Exercise prompt. Repeat the records below exactly as they appear.

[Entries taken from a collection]
***

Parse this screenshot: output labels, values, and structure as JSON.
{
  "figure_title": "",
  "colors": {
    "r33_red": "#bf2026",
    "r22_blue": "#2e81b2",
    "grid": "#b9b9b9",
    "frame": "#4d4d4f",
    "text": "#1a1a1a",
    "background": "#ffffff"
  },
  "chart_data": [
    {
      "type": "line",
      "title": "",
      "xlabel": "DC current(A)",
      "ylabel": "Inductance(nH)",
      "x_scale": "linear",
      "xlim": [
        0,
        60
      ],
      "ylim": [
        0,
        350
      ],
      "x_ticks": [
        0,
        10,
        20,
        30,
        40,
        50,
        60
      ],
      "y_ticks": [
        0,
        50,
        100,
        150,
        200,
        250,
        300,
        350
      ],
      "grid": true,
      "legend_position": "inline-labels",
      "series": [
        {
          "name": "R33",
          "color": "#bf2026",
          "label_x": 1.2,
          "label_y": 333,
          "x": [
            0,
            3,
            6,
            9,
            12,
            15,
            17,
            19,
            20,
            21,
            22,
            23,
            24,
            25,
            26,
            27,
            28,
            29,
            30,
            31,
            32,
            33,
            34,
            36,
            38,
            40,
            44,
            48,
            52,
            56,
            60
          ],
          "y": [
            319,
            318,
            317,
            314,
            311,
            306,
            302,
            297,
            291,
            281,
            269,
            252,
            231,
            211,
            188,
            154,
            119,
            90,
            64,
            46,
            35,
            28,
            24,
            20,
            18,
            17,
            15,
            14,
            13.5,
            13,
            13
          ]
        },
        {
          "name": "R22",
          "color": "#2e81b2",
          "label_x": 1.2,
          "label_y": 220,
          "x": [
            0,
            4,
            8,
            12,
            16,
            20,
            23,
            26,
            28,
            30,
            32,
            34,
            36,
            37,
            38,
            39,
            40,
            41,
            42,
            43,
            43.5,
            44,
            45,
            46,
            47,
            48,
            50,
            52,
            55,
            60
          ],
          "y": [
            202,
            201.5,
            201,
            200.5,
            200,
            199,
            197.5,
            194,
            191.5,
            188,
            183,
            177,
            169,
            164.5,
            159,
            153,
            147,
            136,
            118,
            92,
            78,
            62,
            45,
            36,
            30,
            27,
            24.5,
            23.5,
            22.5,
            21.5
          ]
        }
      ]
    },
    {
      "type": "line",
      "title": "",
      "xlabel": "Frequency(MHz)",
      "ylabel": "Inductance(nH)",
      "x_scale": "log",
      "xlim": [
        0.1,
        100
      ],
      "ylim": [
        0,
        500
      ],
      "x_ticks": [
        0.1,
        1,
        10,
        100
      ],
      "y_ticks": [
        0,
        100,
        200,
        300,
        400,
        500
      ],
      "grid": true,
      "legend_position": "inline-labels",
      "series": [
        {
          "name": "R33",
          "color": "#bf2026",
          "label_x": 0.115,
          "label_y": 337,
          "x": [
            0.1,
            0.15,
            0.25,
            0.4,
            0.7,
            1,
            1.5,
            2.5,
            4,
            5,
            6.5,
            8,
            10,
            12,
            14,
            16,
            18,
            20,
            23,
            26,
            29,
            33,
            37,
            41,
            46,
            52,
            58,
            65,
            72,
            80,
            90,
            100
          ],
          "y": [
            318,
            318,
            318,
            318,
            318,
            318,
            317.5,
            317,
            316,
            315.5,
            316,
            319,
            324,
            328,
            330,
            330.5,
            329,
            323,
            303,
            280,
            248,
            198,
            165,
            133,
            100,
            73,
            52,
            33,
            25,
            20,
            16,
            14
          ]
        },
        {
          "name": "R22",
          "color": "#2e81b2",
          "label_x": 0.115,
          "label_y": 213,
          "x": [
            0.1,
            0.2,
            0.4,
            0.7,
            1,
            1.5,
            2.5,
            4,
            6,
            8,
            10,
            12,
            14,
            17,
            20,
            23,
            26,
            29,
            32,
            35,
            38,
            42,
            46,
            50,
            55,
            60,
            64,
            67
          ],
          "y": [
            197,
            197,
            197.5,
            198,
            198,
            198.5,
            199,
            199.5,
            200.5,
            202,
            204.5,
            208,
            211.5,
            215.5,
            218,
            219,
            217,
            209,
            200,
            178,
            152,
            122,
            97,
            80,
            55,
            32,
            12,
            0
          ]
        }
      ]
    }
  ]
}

***

Exercise response.
Parse this screenshot: output labels, values, and structure as JSON.
{
  "figure_title": "",
  "colors": {
    "r33_red": "#bf2026",
    "r22_blue": "#2e81b2",
    "grid": "#b9b9b9",
    "frame": "#4d4d4f",
    "text": "#1a1a1a",
    "background": "#ffffff"
  },
  "chart_data": [
    {
      "type": "line",
      "title": "",
      "xlabel": "DC current(A)",
      "ylabel": "Inductance(nH)",
      "x_scale": "linear",
      "xlim": [
        0,
        60
      ],
      "ylim": [
        0,
        350
      ],
      "x_ticks": [
        0,
        10,
        20,
        30,
        40,
        50,
        60
      ],
      "y_ticks": [
        0,
        50,
        100,
        150,
        200,
        250,
        300,
        350
      ],
      "grid": true,
      "legend_position": "inline-labels",
      "series": [
        {
          "name": "R33",
          "color": "#bf2026",
          "label_x": 1.2,
          "label_y": 333,
          "x": [
            0,
            3,
            6,
            9,
            12,
            15,
            17,
            19,
            20,
            21,
            22,
            23,
            24,
            25,
            26,
            27,
            28,
            29,
            30,
            31,
            32,
            33,
            34,
            36,
            38,
            40,
            44,
            48,
            52,
            56,
            60
          ],
          "y": [
            319,
            318,
            317,
            314,
            311,
            306,
            302,
            297,
            291,
            281,
            269,
            252,
            231,
            211,
            188,
            154,
            119,
            90,
            64,
            46,
            35,
            28,
            24,
            20,
            18,
            17,
            15,
            14,
            13.5,
            13,
            13
          ]
        },
        {
          "name": "R22",
          "color": "#2e81b2",
          "label_x": 1.2,
          "label_y": 220,
          "x": [
            0,
            4,
            8,
            12,
            16,
            20,
            23,
            26,
            28,
            30,
            32,
            34,
            36,
            37,
            38,
            39,
            40,
            41,
            42,
            43,
            43.5,
            44,
            45,
            46,
            47,
            48,
            50,
            52,
            55,
            60
          ],
          "y": [
            202,
            201.5,
            201,
            200.5,
            200,
            199,
            197.5,
            194,
            191.5,
            188,
            183,
            177,
            169,
            164.5,
            159,
            153,
            147,
            136,
            118,
            92,
            78,
            62,
            45,
            36,
            30,
            27,
            24.5,
            23.5,
            22.5,
            21.5
          ]
        }
      ]
    },
    {
      "type": "line",
      "title": "",
      "xlabel": "Frequency(MHz)",
      "ylabel": "Inductance(nH)",
      "x_scale": "log",
      "xlim": [
        0.1,
        100
      ],
      "ylim": [
        0,
        500
      ],
      "x_ticks": [
        0.1,
        1,
        10,
        100
      ],
      "y_ticks": [
        0,
        100,
        200,
        300,
        400,
        500
      ],
      "grid": true,
      "legend_position": "inline-labels",
      "series": [
        {
          "name": "R33",
          "color": "#bf2026",
          "label_x": 0.115,
          "label_y": 337,
          "x": [
            0.1,
            0.15,
            0.25,
            0.4,
            0.7,
            1,
            1.5,
            2.5,
            4,
            5,
            6.5,
            8,
            10,
            12,
            14,
            16,
            18,
            20,
            23,
            26,
            29,
            33,
            37,
            41,
            46,
            52,
            58,
            65,
            72,
            80,
            90,
            100
          ],
          "y": [
            318,
            318,
            318,
            318,
            318,
            318,
            317.5,
            317,
            316,
            315.5,
            316,
            319,
            324,
            328,
            330,
            330.5,
            329,
            323,
            303,
            280,
            248,
            198,
            165,
            133,
            100,
            73,
            52,
            33,
            25,
            20,
            16,
            14
          ]
        },
        {
          "name": "R22",
          "color": "#2e81b2",
          "label_x": 0.115,
          "label_y": 213,
          "x": [
            0.1,
            0.2,
            0.4,
            0.7,
            1,
            1.5,
            2.5,
            4,
            6,
            8,
            10,
            12,
            14,
            17,
            20,
            23,
            26,
            29,
            32,
            35,
            38,
            42,
            46,
            50,
            55,
            60,
            64,
            67
          ],
          "y": [
            197,
            197,
            197.5,
            198,
            198,
            198.5,
            199,
            199.5,
            200.5,
            202,
            204.5,
            208,
            211.5,
            215.5,
            218,
            219,
            217,
            209,
            200,
            178,
            152,
            122,
            97,
            80,
            55,
            32,
            12,
            0
          ]
        }
      ]
    }
  ]
}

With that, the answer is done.